→ PROMPT: Find every line below that contains the word "виды" and copy it out.

[Data items]

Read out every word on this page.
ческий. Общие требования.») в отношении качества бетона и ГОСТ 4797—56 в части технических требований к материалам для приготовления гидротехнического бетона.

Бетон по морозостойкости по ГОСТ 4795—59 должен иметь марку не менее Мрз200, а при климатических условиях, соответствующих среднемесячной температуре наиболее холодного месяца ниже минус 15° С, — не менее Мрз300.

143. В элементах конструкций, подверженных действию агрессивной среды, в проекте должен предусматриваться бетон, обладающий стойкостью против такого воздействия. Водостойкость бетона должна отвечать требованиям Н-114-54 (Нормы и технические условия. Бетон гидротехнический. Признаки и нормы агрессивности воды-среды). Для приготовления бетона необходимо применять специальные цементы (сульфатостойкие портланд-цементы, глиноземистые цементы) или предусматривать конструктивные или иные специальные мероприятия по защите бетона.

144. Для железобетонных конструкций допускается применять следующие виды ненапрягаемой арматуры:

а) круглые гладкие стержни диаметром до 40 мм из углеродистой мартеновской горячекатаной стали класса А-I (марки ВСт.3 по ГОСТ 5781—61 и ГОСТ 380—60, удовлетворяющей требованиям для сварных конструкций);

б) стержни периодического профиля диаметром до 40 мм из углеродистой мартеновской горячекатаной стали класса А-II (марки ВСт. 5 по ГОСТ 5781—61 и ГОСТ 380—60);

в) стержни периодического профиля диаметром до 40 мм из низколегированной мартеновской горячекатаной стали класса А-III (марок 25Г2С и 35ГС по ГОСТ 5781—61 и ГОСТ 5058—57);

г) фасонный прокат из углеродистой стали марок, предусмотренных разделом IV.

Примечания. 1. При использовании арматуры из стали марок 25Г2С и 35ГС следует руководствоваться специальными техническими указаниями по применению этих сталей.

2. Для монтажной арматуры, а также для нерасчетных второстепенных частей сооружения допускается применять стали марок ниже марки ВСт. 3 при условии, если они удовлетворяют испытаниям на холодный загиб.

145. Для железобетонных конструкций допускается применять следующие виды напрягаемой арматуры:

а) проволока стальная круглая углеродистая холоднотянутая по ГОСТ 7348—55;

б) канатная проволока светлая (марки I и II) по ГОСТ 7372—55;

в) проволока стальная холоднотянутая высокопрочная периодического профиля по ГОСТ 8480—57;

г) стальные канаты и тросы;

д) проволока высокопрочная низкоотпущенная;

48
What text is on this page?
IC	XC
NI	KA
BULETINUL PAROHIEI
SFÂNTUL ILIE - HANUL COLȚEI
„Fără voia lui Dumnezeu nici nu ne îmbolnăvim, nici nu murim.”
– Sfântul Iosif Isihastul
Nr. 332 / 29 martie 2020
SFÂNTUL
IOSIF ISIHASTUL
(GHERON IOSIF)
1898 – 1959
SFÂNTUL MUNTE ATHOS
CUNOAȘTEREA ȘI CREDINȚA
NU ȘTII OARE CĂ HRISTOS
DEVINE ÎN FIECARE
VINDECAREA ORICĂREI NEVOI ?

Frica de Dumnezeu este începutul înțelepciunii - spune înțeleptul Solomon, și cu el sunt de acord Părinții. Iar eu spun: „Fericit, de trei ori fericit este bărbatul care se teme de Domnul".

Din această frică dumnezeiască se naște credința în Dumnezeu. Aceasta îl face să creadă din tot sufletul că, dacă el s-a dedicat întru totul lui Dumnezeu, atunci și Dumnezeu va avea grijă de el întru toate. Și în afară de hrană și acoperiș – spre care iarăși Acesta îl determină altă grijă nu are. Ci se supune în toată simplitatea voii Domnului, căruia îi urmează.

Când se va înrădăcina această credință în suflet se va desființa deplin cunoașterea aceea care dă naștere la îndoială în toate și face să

→ SOLUTION TO THE EXERCISE:
144. Для железобетонных конструкций допускается применять следующие виды ненапрягаемой арматуры:
145. Для железобетонных конструкций допускается применять следующие виды напрягаемой арматуры:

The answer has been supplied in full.